**What is needed:**
For this exercise, copy out each line of the material below that includes "JSON".

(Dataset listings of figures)
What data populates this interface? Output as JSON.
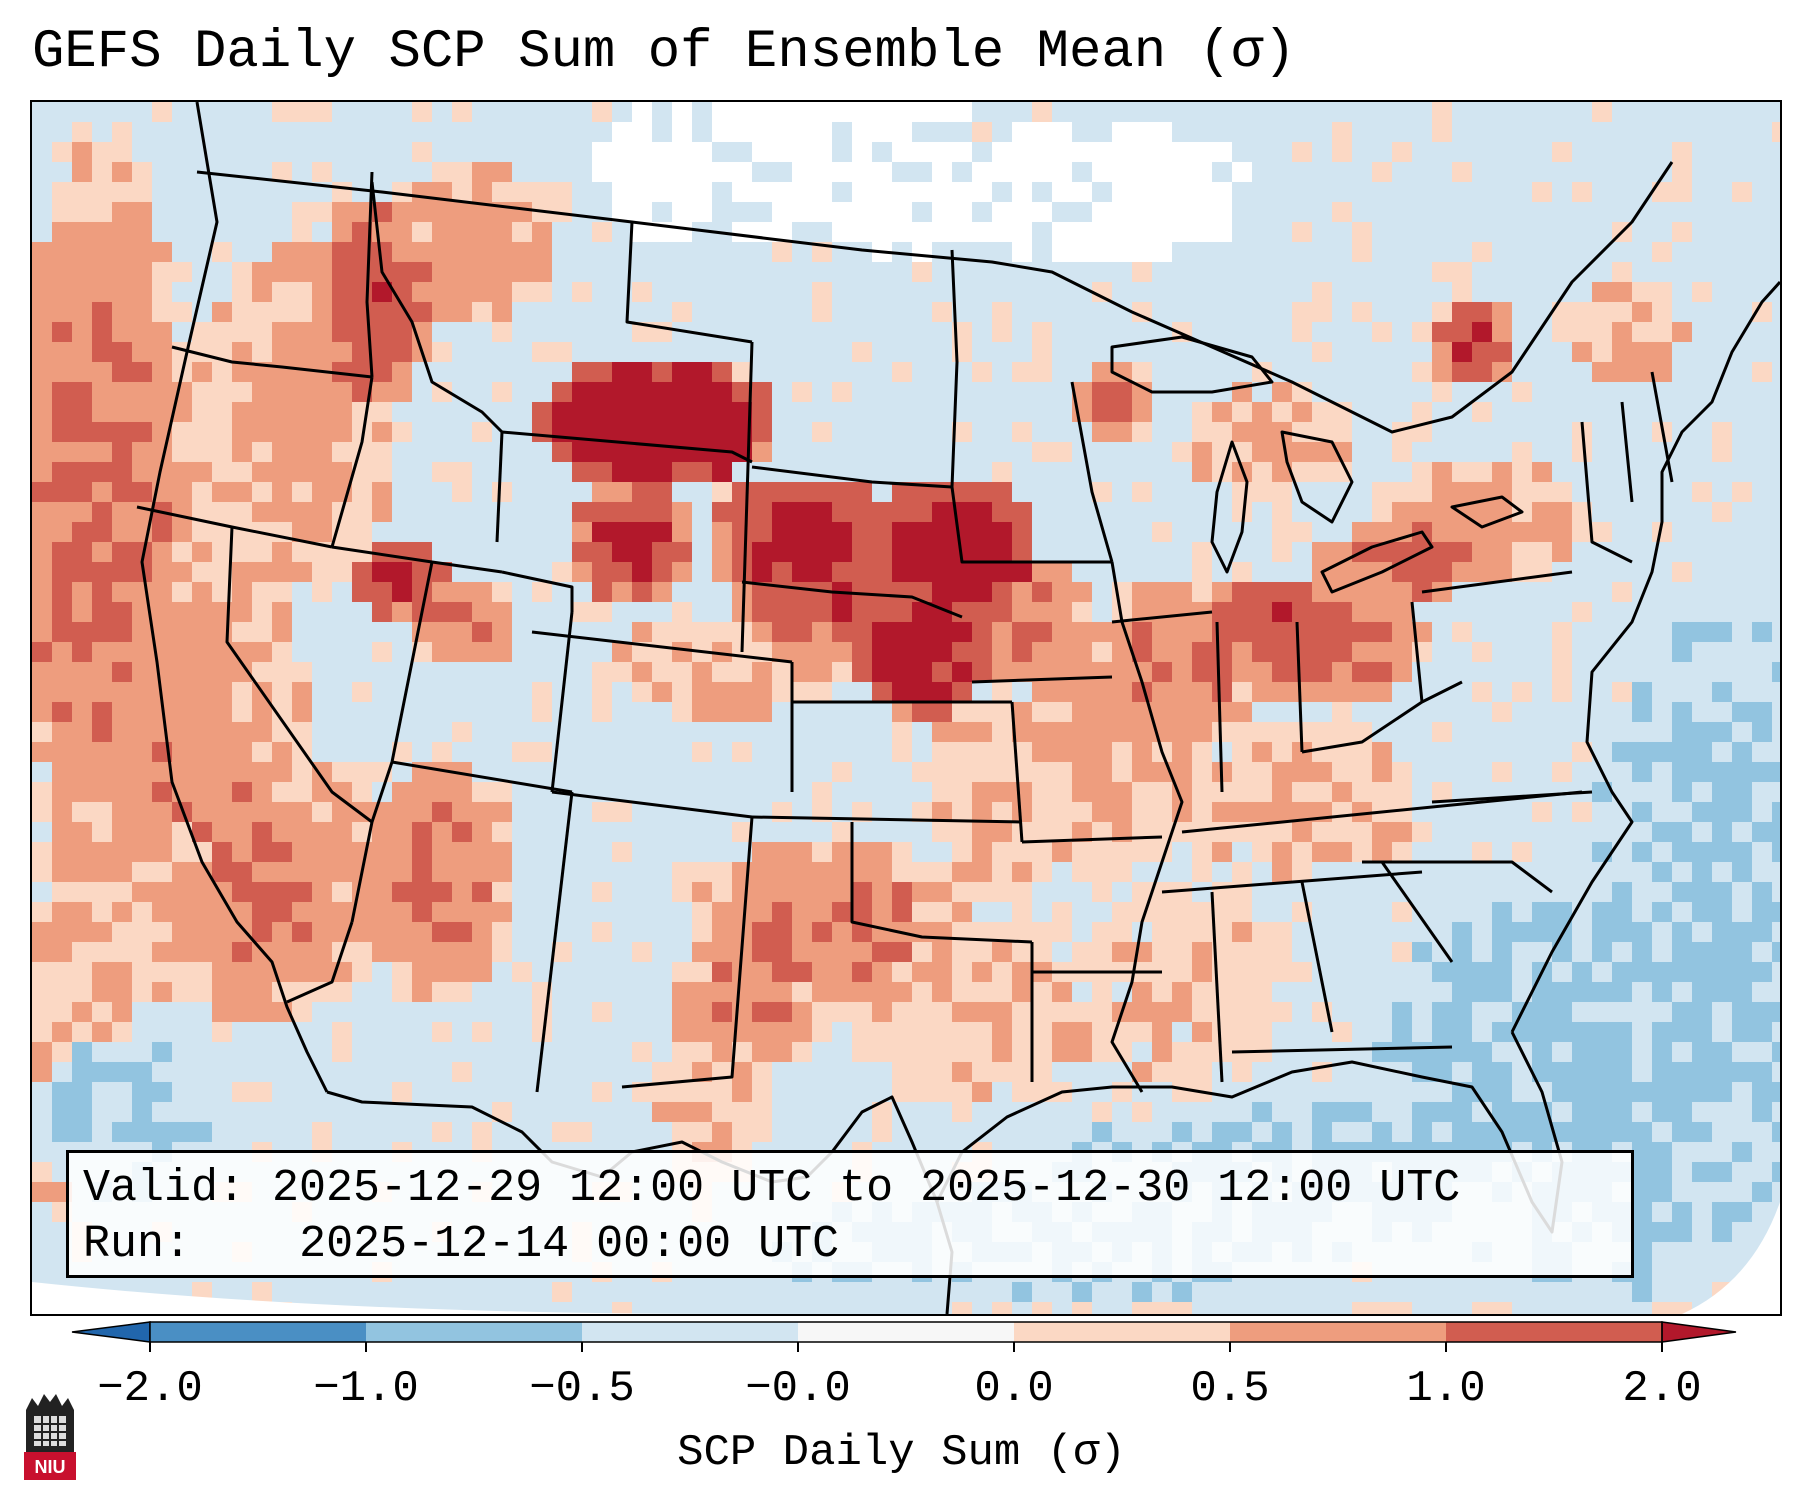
{
  "title": "GEFS Daily SCP Sum of Ensemble Mean (σ)",
  "info": {
    "valid_label": "Valid:",
    "valid_value": "2025-12-29 12:00 UTC to 2025-12-30 12:00 UTC",
    "run_label": "Run:",
    "run_value": "2025-12-14 00:00 UTC"
  },
  "colorbar": {
    "label": "SCP Daily Sum (σ)",
    "ticks": [
      "−2.0",
      "−1.0",
      "−0.5",
      "−0.0",
      "0.0",
      "0.5",
      "1.0",
      "2.0"
    ],
    "bins": [
      {
        "from": -2.0,
        "to": -1.0,
        "color": "#4a8fc4"
      },
      {
        "from": -1.0,
        "to": -0.5,
        "color": "#92c4e0"
      },
      {
        "from": -0.5,
        "to": -0.0,
        "color": "#d2e5f1"
      },
      {
        "from": -0.0,
        "to": 0.0,
        "color": "#f7f7f7"
      },
      {
        "from": 0.0,
        "to": 0.5,
        "color": "#fbd8c4"
      },
      {
        "from": 0.5,
        "to": 1.0,
        "color": "#ee9d7e"
      },
      {
        "from": 1.0,
        "to": 2.0,
        "color": "#d15d50"
      }
    ],
    "under_color": "#2166ac",
    "over_color": "#b2182b",
    "extend": "both"
  },
  "map": {
    "region": "Contiguous United States",
    "projection": "Lambert Conformal",
    "background_value_color": "#d2e5f1",
    "ocean_low_color": "#92c4e0",
    "near_zero_color": "#ffffff",
    "high_color": "#b2182b",
    "colors": {
      "w0": "#ffffff",
      "m0": "#d2e5f1",
      "m1": "#92c4e0",
      "p0": "#fbd8c4",
      "p1": "#ee9d7e",
      "p2": "#d15d50",
      "p3": "#b2182b"
    }
  },
  "logo": {
    "text": "NIU"
  }
}
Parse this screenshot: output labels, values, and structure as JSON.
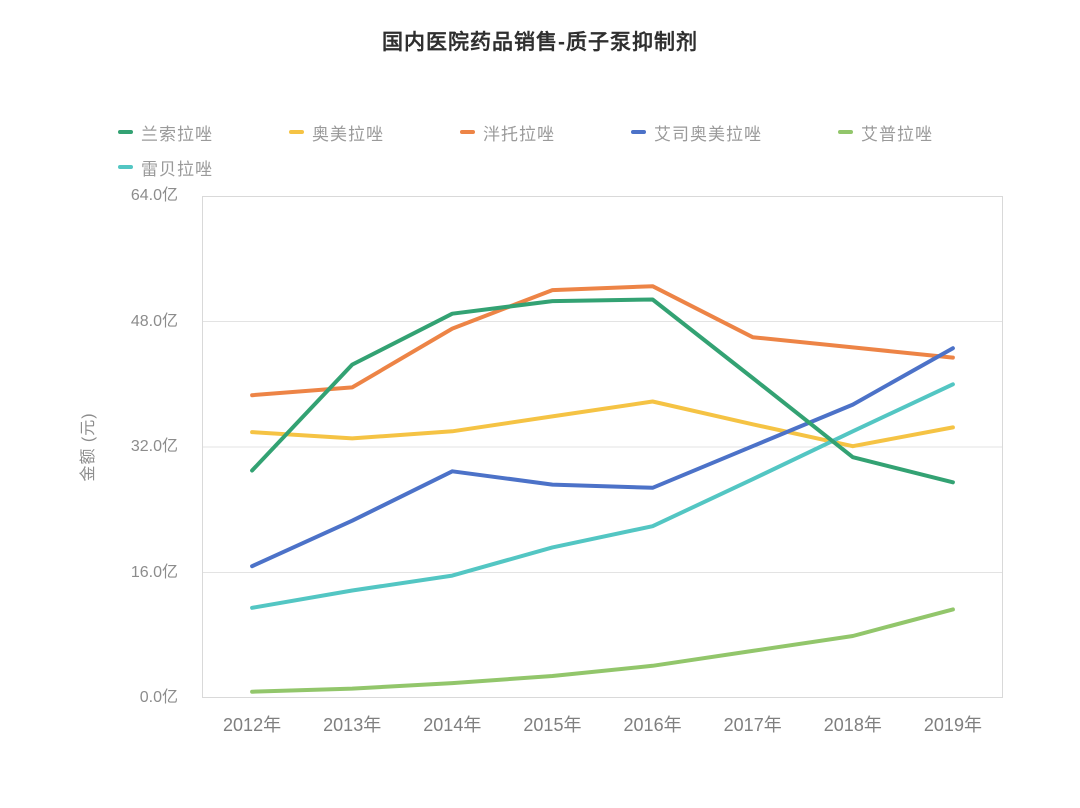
{
  "page": {
    "background": "#ffffff"
  },
  "chart_data": {
    "type": "line",
    "title": "国内医院药品销售-质子泵抑制剂",
    "ylabel": "金额 (元)",
    "xlabel": "",
    "categories": [
      "2012年",
      "2013年",
      "2014年",
      "2015年",
      "2016年",
      "2017年",
      "2018年",
      "2019年"
    ],
    "series": [
      {
        "name": "兰索拉唑",
        "color": "#33A273",
        "z": 6,
        "values": [
          29.0,
          42.5,
          49.0,
          50.6,
          50.8,
          40.8,
          30.7,
          27.5
        ]
      },
      {
        "name": "奥美拉唑",
        "color": "#F5C344",
        "z": 1,
        "values": [
          33.9,
          33.1,
          34.0,
          35.9,
          37.8,
          34.9,
          32.1,
          34.5
        ]
      },
      {
        "name": "泮托拉唑",
        "color": "#ED8446",
        "z": 2,
        "values": [
          38.6,
          39.6,
          47.1,
          52.0,
          52.5,
          46.0,
          44.7,
          43.4
        ]
      },
      {
        "name": "艾司奥美拉唑",
        "color": "#4C72C8",
        "z": 3,
        "values": [
          16.8,
          22.6,
          28.9,
          27.2,
          26.8,
          32.1,
          37.4,
          44.6
        ]
      },
      {
        "name": "艾普拉唑",
        "color": "#92C66B",
        "z": 5,
        "values": [
          0.8,
          1.2,
          1.9,
          2.8,
          4.1,
          6.0,
          7.9,
          11.3
        ]
      },
      {
        "name": "雷贝拉唑",
        "color": "#53C6C3",
        "z": 4,
        "values": [
          11.5,
          13.7,
          15.6,
          19.2,
          21.9,
          27.9,
          34.0,
          40.0
        ]
      }
    ],
    "ylim": [
      0,
      64
    ],
    "yticks": [
      {
        "value": 0,
        "label": "0.0亿"
      },
      {
        "value": 16,
        "label": "16.0亿"
      },
      {
        "value": 32,
        "label": "32.0亿"
      },
      {
        "value": 48,
        "label": "48.0亿"
      },
      {
        "value": 64,
        "label": "64.0亿"
      }
    ],
    "grid": true,
    "legend_position": "top-left",
    "legend_row_break": 5,
    "grid_color": "#E3E3E3",
    "axis_border_color": "#D9D9D9",
    "line_width": 4
  }
}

**Written response:**
What data populates this interface? Output as JSON.
Parse this screenshot: output labels, values, and structure as JSON.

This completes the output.